### Job 1:
Answer these from the passage on data coverage and accuracy:
(a) Which credit card type is given as an example whose analysis would skew toward the more affluent population?
(b) Which variable remains mostly blank or unknown on the consumer side?
(c) What does the passage call a dangerous enemy in any scientific analysis?

Even in the age when data are collected everywhere by every device, no dataset is ever complete (refer to “Missing Data Can Be Meaningful“). The limitations are everywhere. It could be about brand, business footprint, consumer privacy, data ownership, collection methods, technical limitations, distribution of collection devices, and the list goes on. Yes, Apple Pay is making a big splash in the news these days. But would you believe that the data collected only through Apple iPhone can really show the overall consumer trend in the country? Maybe in the future, but not yet. If you can pick only one credit card type to analyze, such as American Express for example, would you think that the result of the study is free from any bias? No siree. We can easily assume that such analysis would skew toward the more affluent population. I am not saying that such analyses are useless. And in fact, they can be quite useful if we understand the limitations of data collection and the nature of the bias. But the point is that the coverage matters.

Further, even within multisource databases in the market, the coverage should be examined variable by variable, simply because some data points are really difficult to obtain even by professional data compilers. For example, any information that crosses between the business and the consumer world is sparsely populated in many cases, and the “occupation” variable remains mostly blank or unknown on the consumer side. Similarly, any data related to young children is difficult or even forbidden to collect, so a seemingly simple variable, such as “number of children,” is left unknown for many households. Automobile data used to be abundant on a household level in the past, but a series of laws made sure that the access to such data is forbidden for many users. Again, don’t be impressed with the existence of some variables in the data menu, but look into it to see “how much” is available.

3. Accuracy
In any scientific analysis, a “false positive” is a dangerous enemy. In fact, they are worse than not having the information at all. Many folks just assume that any data coming out a computer is accurate (as in, “Hey, the computer says so!”). But data are not completely free from human errors.

Sheer accuracy of information is hard to measure, especially when the data sources are unique and rare. And the errors can happen in any stage, from data collection to imputation. If there are other known sources, comparing data from multiple sources is one way to ensure accuracy. Watching out for fluctuations in distributions of important variables from update to update is another good practice.

Nonetheless, the overall quality of the data is not just up to the person or department who manages the database. Yes, in this business, the last person who touches the data is responsible for all the mistakes that were made to it up to that point. However, when the garbage goes in, the garbage comes out. So, when there are errors, everyone who touched the database at any point must share in the burden of guilt.

Region and label listings:
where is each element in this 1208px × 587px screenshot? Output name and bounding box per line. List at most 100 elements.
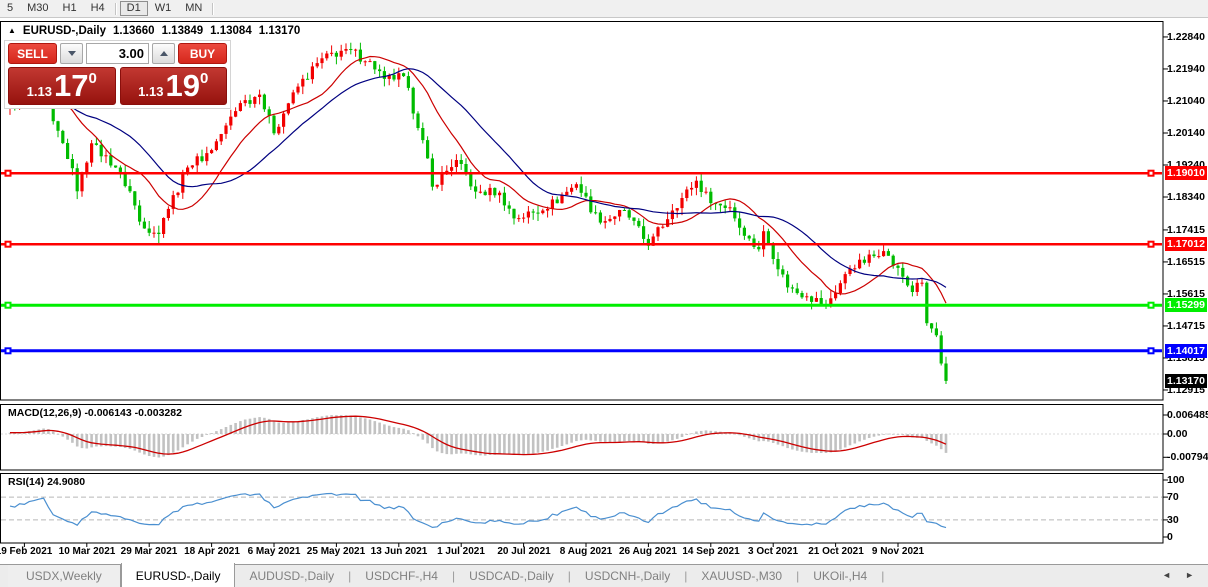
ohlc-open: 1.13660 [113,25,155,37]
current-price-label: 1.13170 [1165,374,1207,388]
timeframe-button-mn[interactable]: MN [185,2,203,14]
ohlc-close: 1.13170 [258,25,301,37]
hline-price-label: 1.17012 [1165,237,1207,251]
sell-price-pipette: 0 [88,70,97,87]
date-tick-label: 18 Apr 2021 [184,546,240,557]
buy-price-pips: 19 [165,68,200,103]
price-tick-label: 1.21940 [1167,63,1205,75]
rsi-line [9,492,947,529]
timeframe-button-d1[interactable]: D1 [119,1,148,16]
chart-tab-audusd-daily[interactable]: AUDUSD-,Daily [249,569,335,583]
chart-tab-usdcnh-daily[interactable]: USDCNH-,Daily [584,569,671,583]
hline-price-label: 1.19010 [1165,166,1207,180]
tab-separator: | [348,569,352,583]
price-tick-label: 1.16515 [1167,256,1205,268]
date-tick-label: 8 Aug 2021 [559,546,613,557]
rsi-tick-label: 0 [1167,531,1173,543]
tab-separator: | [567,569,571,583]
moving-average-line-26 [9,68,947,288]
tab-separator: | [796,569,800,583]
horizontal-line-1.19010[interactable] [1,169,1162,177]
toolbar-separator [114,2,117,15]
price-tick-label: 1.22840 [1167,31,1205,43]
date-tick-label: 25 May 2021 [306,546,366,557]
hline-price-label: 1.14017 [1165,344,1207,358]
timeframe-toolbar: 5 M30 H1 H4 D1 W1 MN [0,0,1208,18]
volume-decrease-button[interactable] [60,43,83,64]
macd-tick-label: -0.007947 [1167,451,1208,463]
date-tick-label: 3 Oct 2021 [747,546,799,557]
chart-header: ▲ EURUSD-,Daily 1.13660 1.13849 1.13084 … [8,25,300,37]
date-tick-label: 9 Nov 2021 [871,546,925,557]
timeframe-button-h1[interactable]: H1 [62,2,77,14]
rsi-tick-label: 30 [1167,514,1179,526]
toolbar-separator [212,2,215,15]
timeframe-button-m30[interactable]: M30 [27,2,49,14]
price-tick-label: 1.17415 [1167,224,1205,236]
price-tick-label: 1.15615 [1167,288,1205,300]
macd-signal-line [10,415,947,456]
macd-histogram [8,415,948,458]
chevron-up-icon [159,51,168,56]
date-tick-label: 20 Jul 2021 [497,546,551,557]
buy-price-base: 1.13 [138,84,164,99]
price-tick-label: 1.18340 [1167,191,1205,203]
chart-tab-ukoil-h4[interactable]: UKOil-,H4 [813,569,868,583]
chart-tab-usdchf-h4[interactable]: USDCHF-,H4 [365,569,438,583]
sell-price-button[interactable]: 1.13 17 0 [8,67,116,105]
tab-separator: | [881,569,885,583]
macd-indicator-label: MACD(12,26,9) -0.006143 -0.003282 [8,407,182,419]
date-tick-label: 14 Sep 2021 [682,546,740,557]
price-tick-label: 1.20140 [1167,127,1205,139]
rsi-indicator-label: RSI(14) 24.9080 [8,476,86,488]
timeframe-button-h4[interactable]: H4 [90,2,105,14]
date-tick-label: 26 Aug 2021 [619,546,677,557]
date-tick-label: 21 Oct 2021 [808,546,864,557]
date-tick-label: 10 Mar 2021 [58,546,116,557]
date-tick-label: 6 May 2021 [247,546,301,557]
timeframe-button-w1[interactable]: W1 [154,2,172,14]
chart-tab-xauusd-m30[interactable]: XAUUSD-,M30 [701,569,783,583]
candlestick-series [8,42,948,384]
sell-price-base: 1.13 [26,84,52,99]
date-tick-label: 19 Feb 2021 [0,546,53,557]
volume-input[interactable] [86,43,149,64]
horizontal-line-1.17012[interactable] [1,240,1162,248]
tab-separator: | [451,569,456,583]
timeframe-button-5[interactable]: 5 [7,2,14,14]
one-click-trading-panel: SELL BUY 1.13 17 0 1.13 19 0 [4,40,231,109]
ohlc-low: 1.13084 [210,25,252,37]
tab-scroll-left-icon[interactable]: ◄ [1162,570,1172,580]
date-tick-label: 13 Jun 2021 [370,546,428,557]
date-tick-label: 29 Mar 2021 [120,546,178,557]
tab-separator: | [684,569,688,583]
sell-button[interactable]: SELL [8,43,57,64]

### Job 2:
Please copy word for word the rows between the line holding "ohlc-open: 1.13660 [113,25,155,37]" and the line holding "timeframe-button-h1[interactable]: H1 [62,2,77,14]", inclusive.

### Written answer 1:
(a) American Express
(b) Occupation
(c) A "false positive"

### Written answer 2:
ohlc-open: 1.13660 [113,25,155,37]
current-price-label: 1.13170 [1165,374,1207,388]
timeframe-button-mn[interactable]: MN [185,2,203,14]
ohlc-close: 1.13170 [258,25,301,37]
hline-price-label: 1.17012 [1165,237,1207,251]
sell-price-pipette: 0 [88,70,97,87]
date-tick-label: 18 Apr 2021 [184,546,240,557]
buy-price-pips: 19 [165,68,200,103]
price-tick-label: 1.21940 [1167,63,1205,75]
rsi-line [9,492,947,529]
timeframe-button-d1[interactable]: D1 [119,1,148,16]
chart-tab-audusd-daily[interactable]: AUDUSD-,Daily [249,569,335,583]
chart-tab-usdcnh-daily[interactable]: USDCNH-,Daily [584,569,671,583]
hline-price-label: 1.19010 [1165,166,1207,180]
tab-separator: | [348,569,352,583]
price-tick-label: 1.16515 [1167,256,1205,268]
date-tick-label: 8 Aug 2021 [559,546,613,557]
rsi-tick-label: 0 [1167,531,1173,543]
tab-separator: | [567,569,571,583]
moving-average-line-26 [9,68,947,288]
tab-separator: | [796,569,800,583]
horizontal-line-1.19010[interactable] [1,169,1162,177]
toolbar-separator [114,2,117,15]
price-tick-label: 1.22840 [1167,31,1205,43]
date-tick-label: 25 May 2021 [306,546,366,557]
hline-price-label: 1.14017 [1165,344,1207,358]
timeframe-toolbar: 5 M30 H1 H4 D1 W1 MN [0,0,1208,18]
volume-decrease-button[interactable] [60,43,83,64]
macd-tick-label: -0.007947 [1167,451,1208,463]
date-tick-label: 3 Oct 2021 [747,546,799,557]
chart-header: ▲ EURUSD-,Daily 1.13660 1.13849 1.13084 … [8,25,300,37]
date-tick-label: 9 Nov 2021 [871,546,925,557]
timeframe-button-h1[interactable]: H1 [62,2,77,14]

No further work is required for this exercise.